Provide nothing but the number of lines containing the string "screenshot".

[START Records for the exercise]

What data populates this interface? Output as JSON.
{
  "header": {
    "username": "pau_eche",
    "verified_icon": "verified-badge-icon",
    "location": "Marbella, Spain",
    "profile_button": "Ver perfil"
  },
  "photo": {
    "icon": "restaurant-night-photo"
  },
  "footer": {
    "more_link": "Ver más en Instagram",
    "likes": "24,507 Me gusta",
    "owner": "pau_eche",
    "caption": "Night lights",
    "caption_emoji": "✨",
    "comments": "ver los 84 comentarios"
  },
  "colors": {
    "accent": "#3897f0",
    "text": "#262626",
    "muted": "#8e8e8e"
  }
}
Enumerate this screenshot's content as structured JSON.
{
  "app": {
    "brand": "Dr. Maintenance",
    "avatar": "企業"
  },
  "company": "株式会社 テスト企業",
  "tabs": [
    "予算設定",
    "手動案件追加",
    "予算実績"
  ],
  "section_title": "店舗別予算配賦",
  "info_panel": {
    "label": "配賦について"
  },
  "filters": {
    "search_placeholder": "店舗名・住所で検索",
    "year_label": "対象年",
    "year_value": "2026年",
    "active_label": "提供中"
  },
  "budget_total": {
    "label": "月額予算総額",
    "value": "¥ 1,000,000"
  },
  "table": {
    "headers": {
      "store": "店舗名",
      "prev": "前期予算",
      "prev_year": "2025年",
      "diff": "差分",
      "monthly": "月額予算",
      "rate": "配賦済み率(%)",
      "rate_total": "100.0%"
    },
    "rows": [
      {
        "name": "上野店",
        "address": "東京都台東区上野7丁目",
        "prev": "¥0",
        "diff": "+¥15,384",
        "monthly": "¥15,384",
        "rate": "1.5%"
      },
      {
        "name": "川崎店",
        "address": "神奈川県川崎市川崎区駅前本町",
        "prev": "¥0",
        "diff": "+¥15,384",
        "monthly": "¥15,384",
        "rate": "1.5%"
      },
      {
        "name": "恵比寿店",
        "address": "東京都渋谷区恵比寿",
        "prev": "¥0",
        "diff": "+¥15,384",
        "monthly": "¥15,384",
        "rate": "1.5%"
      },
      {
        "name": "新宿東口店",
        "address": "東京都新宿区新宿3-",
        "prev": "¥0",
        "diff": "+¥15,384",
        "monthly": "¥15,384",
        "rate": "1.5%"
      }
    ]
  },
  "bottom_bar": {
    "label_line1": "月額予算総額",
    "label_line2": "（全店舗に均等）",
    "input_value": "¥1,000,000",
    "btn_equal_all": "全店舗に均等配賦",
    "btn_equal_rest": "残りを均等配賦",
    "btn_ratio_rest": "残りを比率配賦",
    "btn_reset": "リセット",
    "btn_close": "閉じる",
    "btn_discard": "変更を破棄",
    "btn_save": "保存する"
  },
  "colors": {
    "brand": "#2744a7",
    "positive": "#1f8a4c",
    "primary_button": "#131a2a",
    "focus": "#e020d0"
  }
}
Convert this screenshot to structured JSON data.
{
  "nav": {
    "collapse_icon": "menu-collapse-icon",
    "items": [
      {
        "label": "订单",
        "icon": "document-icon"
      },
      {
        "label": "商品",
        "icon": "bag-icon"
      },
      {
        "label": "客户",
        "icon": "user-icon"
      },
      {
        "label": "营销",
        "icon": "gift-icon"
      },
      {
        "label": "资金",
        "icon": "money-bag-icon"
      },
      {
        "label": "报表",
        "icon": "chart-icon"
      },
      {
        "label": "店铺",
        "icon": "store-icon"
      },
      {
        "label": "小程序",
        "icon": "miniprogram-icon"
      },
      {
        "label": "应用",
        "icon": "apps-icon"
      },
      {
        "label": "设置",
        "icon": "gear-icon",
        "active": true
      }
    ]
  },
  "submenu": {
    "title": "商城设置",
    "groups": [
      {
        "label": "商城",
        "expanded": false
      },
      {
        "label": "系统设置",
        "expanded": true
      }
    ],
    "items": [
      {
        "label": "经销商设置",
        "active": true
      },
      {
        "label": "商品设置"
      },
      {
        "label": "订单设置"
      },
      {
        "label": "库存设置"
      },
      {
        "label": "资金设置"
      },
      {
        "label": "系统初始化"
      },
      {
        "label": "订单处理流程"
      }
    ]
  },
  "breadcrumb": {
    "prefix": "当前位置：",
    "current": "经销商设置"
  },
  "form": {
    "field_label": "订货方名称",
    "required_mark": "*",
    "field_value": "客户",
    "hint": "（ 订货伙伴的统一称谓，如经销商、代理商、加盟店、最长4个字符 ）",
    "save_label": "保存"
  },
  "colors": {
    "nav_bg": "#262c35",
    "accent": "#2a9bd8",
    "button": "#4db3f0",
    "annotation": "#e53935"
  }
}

[END Records for the exercise]

(Response to the task):
2